* _PROBLEM_:
Across all the entries, how many lines hold "Barbato"? Answer with that number and nothing else.

* _SUPPLIED INFORMATION_:
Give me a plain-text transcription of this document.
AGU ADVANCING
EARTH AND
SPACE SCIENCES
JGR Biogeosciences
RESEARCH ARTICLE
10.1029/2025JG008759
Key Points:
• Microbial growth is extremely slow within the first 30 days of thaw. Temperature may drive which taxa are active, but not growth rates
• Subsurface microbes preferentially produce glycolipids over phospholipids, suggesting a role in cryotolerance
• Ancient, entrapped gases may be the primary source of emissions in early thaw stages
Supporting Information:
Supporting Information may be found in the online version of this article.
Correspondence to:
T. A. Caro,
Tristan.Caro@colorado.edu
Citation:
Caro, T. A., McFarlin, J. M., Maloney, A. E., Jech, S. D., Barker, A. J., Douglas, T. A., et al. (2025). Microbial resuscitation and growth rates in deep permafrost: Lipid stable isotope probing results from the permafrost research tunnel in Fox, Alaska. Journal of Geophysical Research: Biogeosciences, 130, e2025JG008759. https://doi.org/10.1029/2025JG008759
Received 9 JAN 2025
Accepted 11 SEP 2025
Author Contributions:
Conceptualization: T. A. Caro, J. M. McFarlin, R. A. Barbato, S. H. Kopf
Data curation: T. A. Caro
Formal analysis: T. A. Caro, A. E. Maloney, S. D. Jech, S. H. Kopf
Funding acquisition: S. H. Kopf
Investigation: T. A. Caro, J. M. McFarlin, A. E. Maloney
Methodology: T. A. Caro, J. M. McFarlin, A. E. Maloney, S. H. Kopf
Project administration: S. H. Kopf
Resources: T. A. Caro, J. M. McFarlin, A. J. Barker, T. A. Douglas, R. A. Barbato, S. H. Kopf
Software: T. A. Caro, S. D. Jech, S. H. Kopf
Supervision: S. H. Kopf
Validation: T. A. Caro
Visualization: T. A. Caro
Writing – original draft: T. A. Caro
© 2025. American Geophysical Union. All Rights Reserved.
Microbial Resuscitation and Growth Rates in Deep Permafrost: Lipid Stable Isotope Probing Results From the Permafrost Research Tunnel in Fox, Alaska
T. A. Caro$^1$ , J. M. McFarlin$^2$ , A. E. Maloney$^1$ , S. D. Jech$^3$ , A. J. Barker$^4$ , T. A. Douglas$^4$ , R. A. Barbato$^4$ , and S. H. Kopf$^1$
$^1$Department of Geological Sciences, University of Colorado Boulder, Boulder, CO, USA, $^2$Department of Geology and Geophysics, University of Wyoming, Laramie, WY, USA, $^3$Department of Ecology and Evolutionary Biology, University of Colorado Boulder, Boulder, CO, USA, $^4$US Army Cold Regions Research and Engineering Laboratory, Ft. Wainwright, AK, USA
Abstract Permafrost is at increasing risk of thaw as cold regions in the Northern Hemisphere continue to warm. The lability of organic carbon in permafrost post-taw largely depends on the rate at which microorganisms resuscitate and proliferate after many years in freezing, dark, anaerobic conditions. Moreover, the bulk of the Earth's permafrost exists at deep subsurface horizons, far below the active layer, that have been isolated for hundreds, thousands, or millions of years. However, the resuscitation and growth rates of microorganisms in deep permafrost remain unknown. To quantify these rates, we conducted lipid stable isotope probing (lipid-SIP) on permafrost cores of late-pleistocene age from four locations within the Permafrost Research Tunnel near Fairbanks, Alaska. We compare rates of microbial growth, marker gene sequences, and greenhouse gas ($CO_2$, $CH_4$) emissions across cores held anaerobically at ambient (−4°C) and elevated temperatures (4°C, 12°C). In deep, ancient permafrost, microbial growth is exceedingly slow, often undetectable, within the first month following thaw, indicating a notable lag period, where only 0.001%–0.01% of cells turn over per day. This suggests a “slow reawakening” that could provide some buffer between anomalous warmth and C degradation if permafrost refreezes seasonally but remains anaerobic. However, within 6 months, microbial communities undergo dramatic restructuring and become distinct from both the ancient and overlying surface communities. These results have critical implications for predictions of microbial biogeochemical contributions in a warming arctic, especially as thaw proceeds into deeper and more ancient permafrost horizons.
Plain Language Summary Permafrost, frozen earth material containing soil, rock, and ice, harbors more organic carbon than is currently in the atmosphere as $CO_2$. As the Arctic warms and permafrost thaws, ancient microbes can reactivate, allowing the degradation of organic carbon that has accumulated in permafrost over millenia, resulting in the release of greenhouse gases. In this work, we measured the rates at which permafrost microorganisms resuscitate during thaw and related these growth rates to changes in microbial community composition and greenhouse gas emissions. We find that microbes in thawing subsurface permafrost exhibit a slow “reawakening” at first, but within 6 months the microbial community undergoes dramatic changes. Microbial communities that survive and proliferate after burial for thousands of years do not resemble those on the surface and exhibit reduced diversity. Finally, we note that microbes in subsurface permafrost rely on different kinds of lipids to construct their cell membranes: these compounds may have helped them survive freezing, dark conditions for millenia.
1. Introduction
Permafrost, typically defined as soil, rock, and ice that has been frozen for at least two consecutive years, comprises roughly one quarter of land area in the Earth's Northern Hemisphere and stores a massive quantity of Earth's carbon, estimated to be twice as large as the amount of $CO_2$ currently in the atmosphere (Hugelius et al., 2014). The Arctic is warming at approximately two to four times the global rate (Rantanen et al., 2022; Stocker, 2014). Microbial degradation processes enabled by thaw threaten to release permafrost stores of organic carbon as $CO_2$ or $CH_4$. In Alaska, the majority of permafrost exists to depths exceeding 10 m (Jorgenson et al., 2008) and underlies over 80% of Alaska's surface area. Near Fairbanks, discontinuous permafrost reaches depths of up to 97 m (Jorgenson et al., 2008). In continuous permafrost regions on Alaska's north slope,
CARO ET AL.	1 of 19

* _COMPLETED EXERCISE_:
3